## Soal Latihan 1
Salin kembali baris-baris data dari awal sampai dengan baris yang memuat "recommendations-heading: Рекомендації щодо", termasuk baris itu sendiri. Ganti "Спосіб споживання" dengan "Спосіб застосування" dan biarkan bagian lainnya tetap sama.
===== Kutipan Pilihan
Selasa, 19 April 2016

Tentang Perceraian (Ulangan 24:1-5)


Perjanjian Lama memberikan gambaran yang ambivalen tentang kedudukan seorang perempuan dalam Perkawinan, misalnya saja perikop yang satu menggambarkan nilai seorang istri yang sangat tinggi, lebih tinggi dari permata (Ams 31:10), sementara itu beberapa perikop lain menggambarkan kedudukan istri yang bernilai lebih rendah daripada suami, anak-anak pria, bahkan dianggap sejajar dengan harta dan ternak milik suaminya (Ul 4:21; 29:11), atau juga berfungsi sebatas sebagai ibu dan istri yang bertugas melahirkan, dan melayani kepentingan suami (Kej 16; 21:8-21; 30:1-24). Dalam Ulangan 24:1-5 kita menjumpai kedudukan perempuan yang juga tampak digambarkan lebih rendah daripada suaminya, yaitu mudah diceraikan dan diusir dari rumah suaminya.
==========
===== Bahan Sumber
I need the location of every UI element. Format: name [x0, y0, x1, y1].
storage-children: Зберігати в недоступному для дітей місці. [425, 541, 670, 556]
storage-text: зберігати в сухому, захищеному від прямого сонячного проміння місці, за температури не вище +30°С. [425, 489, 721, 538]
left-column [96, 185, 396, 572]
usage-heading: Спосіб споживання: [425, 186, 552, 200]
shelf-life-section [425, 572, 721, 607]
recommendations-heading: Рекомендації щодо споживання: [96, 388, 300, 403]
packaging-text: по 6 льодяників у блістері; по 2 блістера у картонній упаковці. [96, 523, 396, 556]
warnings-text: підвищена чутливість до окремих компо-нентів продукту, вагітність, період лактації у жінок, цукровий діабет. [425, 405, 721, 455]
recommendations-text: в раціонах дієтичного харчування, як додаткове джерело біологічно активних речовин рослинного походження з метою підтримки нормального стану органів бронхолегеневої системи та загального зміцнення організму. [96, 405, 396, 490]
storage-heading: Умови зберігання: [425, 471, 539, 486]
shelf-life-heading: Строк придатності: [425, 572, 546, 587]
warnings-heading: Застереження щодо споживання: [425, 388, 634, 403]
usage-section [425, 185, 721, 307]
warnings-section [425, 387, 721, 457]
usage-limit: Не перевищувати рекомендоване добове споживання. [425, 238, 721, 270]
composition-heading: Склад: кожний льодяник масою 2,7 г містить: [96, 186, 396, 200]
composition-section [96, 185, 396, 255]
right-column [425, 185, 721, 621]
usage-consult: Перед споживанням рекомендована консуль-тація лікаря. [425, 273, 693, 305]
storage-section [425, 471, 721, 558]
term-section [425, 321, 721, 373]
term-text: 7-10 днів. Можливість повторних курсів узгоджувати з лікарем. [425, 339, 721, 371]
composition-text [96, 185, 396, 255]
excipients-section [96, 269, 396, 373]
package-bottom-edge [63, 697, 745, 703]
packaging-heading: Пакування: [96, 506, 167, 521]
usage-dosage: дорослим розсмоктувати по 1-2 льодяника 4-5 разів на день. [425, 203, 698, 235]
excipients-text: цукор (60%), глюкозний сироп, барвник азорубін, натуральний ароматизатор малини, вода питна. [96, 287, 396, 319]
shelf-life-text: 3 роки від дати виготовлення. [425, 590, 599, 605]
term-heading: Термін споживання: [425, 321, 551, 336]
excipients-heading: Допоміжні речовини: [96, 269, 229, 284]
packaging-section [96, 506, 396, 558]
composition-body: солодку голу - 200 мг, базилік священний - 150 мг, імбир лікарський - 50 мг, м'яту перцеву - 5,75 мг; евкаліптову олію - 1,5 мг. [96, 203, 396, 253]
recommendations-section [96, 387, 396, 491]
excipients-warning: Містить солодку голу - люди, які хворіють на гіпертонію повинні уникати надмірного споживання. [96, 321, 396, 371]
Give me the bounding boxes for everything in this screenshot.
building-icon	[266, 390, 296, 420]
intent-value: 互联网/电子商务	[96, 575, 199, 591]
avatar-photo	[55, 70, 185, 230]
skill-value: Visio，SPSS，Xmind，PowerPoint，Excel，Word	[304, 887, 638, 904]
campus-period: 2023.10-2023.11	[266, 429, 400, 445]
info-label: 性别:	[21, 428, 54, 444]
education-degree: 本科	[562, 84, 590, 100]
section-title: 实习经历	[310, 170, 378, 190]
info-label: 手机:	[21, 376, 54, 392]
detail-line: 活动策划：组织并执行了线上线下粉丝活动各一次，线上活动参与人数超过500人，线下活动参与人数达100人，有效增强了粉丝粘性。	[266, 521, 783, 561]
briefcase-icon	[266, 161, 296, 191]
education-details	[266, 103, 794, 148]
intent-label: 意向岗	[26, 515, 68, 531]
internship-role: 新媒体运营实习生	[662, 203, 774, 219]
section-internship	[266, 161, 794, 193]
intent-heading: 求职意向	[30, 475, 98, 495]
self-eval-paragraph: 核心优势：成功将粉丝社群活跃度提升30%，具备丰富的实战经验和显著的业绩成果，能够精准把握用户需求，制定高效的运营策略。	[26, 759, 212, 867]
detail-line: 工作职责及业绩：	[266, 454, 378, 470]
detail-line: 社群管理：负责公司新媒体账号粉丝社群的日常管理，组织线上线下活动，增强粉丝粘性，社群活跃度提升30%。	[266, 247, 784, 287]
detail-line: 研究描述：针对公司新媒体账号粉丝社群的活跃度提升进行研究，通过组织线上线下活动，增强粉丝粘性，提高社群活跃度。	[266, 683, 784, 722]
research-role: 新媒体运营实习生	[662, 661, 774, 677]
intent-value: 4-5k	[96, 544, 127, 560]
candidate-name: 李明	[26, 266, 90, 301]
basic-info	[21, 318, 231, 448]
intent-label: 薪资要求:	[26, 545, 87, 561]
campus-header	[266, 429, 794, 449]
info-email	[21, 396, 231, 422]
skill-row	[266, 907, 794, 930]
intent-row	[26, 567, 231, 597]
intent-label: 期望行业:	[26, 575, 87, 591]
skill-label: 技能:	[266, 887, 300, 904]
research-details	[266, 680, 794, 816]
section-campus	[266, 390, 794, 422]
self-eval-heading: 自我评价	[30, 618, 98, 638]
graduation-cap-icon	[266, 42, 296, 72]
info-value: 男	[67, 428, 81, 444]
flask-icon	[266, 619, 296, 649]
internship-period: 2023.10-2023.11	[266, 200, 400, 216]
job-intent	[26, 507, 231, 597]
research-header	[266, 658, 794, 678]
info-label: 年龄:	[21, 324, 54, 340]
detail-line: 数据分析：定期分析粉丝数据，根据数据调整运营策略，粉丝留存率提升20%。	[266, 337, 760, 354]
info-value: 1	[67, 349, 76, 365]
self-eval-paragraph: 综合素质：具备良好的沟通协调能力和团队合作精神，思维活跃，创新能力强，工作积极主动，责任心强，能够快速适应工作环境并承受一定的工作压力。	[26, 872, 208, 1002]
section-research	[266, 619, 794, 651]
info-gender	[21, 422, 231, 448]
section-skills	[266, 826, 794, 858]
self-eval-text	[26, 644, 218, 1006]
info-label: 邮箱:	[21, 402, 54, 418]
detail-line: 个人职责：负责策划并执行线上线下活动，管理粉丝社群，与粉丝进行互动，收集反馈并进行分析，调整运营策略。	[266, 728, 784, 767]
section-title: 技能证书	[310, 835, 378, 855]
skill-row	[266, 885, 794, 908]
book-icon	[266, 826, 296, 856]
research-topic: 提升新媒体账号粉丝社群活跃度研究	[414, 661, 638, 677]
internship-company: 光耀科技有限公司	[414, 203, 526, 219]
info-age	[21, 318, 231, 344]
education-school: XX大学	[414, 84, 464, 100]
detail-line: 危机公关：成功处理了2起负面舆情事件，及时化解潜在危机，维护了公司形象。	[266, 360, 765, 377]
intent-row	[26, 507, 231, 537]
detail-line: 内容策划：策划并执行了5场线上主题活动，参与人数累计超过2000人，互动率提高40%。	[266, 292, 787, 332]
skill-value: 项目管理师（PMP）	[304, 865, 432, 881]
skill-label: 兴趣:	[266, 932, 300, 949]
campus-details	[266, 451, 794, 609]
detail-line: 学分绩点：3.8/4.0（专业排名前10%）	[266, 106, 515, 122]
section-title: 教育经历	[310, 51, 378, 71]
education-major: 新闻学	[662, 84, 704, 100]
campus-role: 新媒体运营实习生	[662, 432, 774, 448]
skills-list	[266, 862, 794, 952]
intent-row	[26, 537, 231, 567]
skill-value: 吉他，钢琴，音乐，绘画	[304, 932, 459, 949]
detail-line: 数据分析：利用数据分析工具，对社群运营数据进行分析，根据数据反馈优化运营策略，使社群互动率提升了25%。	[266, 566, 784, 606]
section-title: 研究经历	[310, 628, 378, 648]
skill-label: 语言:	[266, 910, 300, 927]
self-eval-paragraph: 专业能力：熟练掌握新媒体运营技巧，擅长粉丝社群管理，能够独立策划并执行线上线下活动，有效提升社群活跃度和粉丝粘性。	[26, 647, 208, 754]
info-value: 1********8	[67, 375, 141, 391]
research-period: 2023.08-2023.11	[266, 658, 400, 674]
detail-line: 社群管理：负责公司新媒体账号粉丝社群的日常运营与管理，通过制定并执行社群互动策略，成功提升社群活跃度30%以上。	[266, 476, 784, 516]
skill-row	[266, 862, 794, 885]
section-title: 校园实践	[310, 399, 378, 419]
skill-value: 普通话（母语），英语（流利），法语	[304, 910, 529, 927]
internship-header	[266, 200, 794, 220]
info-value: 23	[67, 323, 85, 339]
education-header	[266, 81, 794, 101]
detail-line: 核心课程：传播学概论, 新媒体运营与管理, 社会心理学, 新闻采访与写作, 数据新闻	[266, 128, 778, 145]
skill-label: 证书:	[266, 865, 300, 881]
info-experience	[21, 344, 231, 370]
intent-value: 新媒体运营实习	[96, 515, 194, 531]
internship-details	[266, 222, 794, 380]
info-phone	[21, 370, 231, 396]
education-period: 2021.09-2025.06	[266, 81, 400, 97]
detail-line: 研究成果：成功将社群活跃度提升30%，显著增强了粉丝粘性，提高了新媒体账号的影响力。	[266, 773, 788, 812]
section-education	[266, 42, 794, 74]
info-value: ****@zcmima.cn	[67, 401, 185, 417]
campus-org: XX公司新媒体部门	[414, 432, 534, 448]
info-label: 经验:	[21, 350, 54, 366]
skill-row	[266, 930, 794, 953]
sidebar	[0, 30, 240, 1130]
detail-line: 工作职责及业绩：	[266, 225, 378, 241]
==========
## Soal Latihan 2
Teruskan tulisan tentang perceraian dalam Ulangan 24:1-5 mulai dari kalimat sesudah kalimat terakhirnya.

## Jawaban Soal 1
I need the location of every UI element. Format: name [x0, y0, x1, y1].
storage-children: Зберігати в недоступному для дітей місці. [425, 541, 670, 556]
storage-text: зберігати в сухому, захищеному від прямого сонячного проміння місці, за температури не вище +30°С. [425, 489, 721, 538]
left-column [96, 185, 396, 572]
usage-heading: Спосіб застосування: [425, 186, 552, 200]
shelf-life-section [425, 572, 721, 607]
recommendations-heading: Рекомендації щодо споживання: [96, 388, 300, 403]

## Jawaban Soal 2
Perempuan, di antara orang-orang Ibrani, sebagaimana sebagian besar bangsa-bangsa zaman itu, berada dalam posisi rendah. Meskipun perempuan dalam masyarakat Ibrani diperlakukan dengan perhatian yang lebih baik ketimbang perempuan di wilayah lain, bahkan di antara bangsa-bangsa semitik, posisinya tetaplah termasuk inferior dan terjajah. Perempuan dalam pernikahan Ibrani dilihat sebagai urusan bisnis, mereka dipandang sebagai “harta benda” semata. Istri dipandang sebagai harta suami yang paling berharga. Pria dengan tanpa syarat dan terang-terangan menjadi kepala keluarga dalam segala relasi domestik. Hak prerogatifnya termanifestasi dalam segala bidang. Hal ini paling jelas kelihatan dalam persoalan perceraian. Menurut hukum Musa seorang suami di dalam keadaan-keadaan tertentu dapat menceraikan istrinya. Akan tetapi di sisi lain amat sangat sulit bagi seorang perempuan untuk menceraikan suaminya.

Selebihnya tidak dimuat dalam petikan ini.